## [YOUR INSTRUCTIONS]
Using the records that follow, copy every line containing the word "Permítales".
○ ○ ○ ○ ○ ○ ○
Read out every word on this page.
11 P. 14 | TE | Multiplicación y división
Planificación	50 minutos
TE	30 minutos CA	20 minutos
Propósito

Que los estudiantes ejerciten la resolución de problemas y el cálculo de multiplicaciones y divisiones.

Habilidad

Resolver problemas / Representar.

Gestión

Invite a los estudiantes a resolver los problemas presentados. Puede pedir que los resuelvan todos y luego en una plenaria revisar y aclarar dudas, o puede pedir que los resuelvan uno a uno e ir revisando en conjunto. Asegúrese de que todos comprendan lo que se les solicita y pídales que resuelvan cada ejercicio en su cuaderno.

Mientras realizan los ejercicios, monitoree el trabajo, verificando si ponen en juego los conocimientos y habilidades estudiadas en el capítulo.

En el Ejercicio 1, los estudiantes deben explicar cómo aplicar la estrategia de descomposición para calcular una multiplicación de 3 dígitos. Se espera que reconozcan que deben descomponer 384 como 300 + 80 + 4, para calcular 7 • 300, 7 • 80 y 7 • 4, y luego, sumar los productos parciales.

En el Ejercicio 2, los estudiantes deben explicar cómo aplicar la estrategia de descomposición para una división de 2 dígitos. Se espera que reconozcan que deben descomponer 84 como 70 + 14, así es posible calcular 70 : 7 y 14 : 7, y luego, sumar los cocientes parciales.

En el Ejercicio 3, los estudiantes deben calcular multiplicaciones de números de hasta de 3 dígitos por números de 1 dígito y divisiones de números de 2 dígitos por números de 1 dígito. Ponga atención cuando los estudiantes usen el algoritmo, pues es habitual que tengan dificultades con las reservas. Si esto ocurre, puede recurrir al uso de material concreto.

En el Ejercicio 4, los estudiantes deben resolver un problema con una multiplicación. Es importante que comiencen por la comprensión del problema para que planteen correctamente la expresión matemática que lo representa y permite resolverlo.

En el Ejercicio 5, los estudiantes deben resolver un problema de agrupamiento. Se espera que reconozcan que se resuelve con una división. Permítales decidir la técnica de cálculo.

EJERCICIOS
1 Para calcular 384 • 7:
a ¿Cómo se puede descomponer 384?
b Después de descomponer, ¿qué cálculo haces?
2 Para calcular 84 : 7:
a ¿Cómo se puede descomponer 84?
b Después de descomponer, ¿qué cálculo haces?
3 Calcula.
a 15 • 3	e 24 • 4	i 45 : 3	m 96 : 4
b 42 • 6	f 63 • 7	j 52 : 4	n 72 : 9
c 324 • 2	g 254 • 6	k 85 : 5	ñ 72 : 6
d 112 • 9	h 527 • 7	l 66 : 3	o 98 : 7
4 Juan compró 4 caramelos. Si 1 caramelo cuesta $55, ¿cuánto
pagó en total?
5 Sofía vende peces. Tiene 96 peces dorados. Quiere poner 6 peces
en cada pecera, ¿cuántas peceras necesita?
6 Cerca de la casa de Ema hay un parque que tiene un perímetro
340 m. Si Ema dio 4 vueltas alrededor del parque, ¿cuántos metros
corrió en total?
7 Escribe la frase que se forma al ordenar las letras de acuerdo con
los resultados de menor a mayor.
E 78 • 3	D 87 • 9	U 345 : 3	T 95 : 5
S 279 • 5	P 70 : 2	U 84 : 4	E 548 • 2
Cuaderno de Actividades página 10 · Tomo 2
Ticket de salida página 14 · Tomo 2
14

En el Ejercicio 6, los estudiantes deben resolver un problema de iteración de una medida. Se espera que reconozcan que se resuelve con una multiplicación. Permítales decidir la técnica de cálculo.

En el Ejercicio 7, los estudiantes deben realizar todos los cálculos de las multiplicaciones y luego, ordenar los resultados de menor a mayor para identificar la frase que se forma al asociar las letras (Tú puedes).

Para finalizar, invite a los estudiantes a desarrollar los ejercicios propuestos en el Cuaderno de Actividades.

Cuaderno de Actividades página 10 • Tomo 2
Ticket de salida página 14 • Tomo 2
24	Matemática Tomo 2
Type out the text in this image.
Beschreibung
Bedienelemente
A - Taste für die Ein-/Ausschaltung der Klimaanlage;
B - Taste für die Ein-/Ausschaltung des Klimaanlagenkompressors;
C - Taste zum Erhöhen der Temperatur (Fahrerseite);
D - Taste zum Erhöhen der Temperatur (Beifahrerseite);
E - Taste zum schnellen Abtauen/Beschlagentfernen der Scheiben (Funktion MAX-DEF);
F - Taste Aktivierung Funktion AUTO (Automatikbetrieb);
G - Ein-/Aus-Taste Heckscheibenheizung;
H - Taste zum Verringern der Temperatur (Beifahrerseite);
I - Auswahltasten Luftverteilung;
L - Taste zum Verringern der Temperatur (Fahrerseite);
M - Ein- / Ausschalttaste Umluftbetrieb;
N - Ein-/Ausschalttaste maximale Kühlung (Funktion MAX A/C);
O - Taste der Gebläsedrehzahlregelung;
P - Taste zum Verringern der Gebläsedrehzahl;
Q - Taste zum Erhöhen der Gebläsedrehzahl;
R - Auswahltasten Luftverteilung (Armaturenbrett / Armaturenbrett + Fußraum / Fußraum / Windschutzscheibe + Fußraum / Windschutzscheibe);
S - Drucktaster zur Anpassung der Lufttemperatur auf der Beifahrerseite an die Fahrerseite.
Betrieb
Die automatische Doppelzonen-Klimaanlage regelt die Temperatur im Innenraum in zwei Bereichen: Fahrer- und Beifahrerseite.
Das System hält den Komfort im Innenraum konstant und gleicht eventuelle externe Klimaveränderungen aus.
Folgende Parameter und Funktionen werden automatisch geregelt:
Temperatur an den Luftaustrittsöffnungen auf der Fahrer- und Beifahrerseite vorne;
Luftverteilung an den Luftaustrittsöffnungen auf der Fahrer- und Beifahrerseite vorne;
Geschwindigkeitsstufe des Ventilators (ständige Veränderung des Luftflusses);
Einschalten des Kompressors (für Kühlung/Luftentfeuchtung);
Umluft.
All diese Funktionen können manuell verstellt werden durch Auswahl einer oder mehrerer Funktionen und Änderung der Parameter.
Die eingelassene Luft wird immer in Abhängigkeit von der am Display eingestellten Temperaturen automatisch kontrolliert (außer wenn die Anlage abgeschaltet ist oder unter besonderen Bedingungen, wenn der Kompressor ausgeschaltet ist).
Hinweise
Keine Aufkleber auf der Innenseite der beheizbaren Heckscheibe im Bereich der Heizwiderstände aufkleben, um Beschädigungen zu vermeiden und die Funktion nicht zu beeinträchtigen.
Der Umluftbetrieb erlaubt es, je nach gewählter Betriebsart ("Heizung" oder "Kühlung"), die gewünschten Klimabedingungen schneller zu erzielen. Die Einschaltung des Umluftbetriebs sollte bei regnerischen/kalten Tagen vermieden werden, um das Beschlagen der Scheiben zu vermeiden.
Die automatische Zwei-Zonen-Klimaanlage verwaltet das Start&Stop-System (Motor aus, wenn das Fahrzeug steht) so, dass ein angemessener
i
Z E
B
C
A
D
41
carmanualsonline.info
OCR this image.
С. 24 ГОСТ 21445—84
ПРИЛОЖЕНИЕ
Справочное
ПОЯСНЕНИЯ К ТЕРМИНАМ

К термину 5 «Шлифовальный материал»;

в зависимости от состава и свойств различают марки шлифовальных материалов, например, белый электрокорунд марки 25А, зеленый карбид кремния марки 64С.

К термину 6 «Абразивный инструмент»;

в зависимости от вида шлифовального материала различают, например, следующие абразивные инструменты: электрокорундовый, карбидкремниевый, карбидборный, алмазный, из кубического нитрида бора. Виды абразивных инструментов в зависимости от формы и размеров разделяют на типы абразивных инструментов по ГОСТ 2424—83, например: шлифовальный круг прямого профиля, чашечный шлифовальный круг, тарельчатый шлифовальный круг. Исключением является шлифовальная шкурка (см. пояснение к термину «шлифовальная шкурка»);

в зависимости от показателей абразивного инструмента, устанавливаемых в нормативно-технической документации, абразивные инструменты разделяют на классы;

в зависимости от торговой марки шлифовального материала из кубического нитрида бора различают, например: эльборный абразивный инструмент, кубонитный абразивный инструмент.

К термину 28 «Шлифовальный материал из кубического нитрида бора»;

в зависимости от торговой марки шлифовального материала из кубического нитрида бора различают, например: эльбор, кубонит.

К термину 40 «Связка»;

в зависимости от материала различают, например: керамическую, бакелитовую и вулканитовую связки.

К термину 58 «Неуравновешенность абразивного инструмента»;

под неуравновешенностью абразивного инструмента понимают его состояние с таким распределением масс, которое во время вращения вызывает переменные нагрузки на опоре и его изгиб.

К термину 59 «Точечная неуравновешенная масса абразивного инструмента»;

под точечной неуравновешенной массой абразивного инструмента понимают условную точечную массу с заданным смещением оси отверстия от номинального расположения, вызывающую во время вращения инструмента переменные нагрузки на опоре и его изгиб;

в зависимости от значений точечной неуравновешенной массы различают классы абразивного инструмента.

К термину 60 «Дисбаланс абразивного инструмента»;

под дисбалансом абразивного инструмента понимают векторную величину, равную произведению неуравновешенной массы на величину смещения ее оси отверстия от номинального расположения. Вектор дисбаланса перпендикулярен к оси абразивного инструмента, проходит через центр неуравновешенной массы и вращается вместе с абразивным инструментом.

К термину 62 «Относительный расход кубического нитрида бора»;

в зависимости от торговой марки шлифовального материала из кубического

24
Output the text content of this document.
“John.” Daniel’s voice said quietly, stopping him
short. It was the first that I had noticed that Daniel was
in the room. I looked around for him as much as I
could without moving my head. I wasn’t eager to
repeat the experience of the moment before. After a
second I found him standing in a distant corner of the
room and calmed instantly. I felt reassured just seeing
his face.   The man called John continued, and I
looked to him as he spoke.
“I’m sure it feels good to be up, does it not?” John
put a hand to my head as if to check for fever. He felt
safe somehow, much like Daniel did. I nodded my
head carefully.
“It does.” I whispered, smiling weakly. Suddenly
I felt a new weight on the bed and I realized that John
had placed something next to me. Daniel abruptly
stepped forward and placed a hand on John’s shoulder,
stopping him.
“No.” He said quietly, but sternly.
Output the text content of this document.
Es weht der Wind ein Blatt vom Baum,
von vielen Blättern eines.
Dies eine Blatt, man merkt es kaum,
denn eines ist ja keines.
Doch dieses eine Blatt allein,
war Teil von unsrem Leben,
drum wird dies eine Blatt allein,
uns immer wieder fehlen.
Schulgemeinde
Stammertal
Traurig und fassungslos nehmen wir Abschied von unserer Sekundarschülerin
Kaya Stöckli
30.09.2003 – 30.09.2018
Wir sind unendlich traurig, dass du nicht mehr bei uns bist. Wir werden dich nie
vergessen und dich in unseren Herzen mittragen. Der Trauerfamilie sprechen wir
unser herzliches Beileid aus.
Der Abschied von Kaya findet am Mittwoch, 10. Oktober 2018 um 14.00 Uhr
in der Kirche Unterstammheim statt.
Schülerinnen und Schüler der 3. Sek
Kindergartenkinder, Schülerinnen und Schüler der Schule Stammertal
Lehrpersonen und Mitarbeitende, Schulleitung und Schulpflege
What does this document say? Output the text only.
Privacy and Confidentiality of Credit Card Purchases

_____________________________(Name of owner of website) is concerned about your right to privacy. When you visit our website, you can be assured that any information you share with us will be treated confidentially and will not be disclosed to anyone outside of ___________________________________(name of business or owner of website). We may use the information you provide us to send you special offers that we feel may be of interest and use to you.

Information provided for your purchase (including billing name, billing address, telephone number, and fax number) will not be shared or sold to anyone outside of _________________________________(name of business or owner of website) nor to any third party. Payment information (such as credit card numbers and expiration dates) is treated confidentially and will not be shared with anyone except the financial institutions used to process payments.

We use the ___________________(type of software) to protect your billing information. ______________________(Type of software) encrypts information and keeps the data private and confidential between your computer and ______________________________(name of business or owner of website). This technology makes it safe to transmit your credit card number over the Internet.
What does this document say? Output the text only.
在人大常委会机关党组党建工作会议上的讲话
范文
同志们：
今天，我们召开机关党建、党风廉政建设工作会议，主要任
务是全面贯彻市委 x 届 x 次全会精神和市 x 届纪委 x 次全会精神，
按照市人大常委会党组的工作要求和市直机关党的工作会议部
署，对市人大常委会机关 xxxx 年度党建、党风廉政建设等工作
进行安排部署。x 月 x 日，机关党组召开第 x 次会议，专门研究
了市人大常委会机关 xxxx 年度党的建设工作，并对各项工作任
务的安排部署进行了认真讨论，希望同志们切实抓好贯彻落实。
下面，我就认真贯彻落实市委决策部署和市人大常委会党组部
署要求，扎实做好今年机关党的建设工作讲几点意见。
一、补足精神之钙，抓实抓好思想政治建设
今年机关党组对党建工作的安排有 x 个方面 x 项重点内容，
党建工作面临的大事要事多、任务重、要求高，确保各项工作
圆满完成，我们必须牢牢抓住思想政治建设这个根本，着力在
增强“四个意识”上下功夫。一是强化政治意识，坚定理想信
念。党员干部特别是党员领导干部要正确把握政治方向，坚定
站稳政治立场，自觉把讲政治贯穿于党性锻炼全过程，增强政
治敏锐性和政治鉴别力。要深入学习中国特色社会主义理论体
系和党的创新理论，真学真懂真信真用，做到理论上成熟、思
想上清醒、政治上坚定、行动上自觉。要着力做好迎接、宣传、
○ ○ ○ ○ ○ ○ ○
## [RESPONSE TO THE TASK]
En el Ejercicio 5, los estudiantes deben resolver un problema de agrupamiento. Se espera que reconozcan que se resuelve con una división. Permítales decidir la técnica de cálculo.
En el Ejercicio 6, los estudiantes deben resolver un problema de iteración de una medida. Se espera que reconozcan que se resuelve con una multiplicación. Permítales decidir la técnica de cálculo.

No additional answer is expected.